Request →
Set out each line from the following listing that includes the word "heures".

Items from a data source:
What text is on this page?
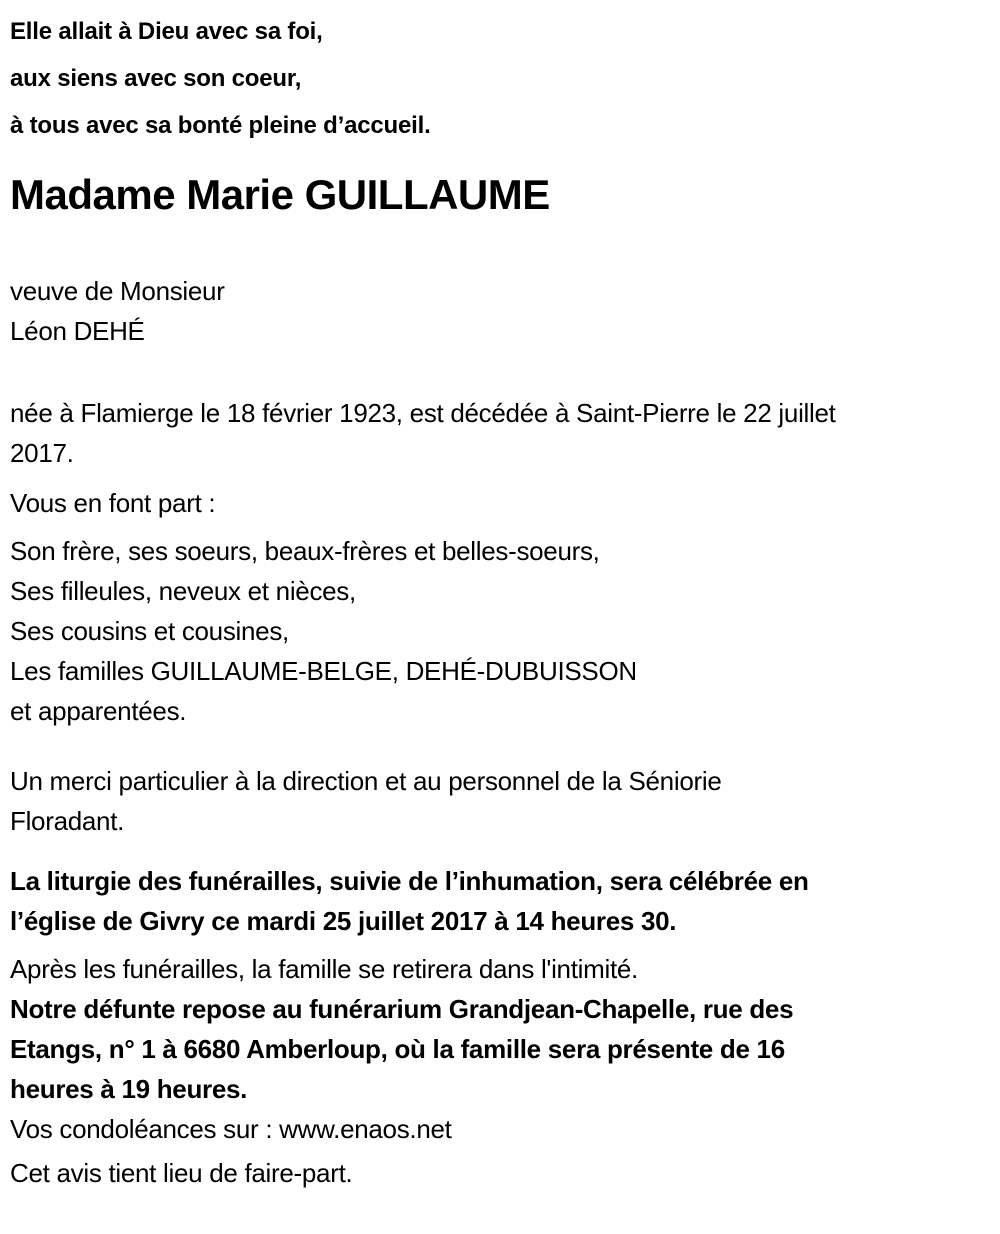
Elle allait à Dieu avec sa foi,
aux siens avec son coeur,
à tous avec sa bonté pleine d’accueil.
Madame Marie GUILLAUME
veuve de Monsieur
Léon DEHÉ
née à Flamierge le 18 février 1923, est décédée à Saint-Pierre le 22 juillet
2017.
Vous en font part :
Son frère, ses soeurs, beaux-frères et belles-soeurs,
Ses filleules, neveux et nièces,
Ses cousins et cousines,
Les familles GUILLAUME-BELGE, DEHÉ-DUBUISSON
et apparentées.
Un merci particulier à la direction et au personnel de la Séniorie
Floradant.
La liturgie des funérailles, suivie de l’inhumation, sera célébrée en
l’église de Givry ce mardi 25 juillet 2017 à 14 heures 30.
Après les funérailles, la famille se retirera dans l'intimité.
Notre défunte repose au funérarium Grandjean-Chapelle, rue des
Etangs, n° 1 à 6680 Amberloup, où la famille sera présente de 16
heures à 19 heures.
Vos condoléances sur : www.enaos.net
Cet avis tient lieu de faire-part.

Response for this exercise →
l’église de Givry ce mardi 25 juillet 2017 à 14 heures 30.
heures à 19 heures.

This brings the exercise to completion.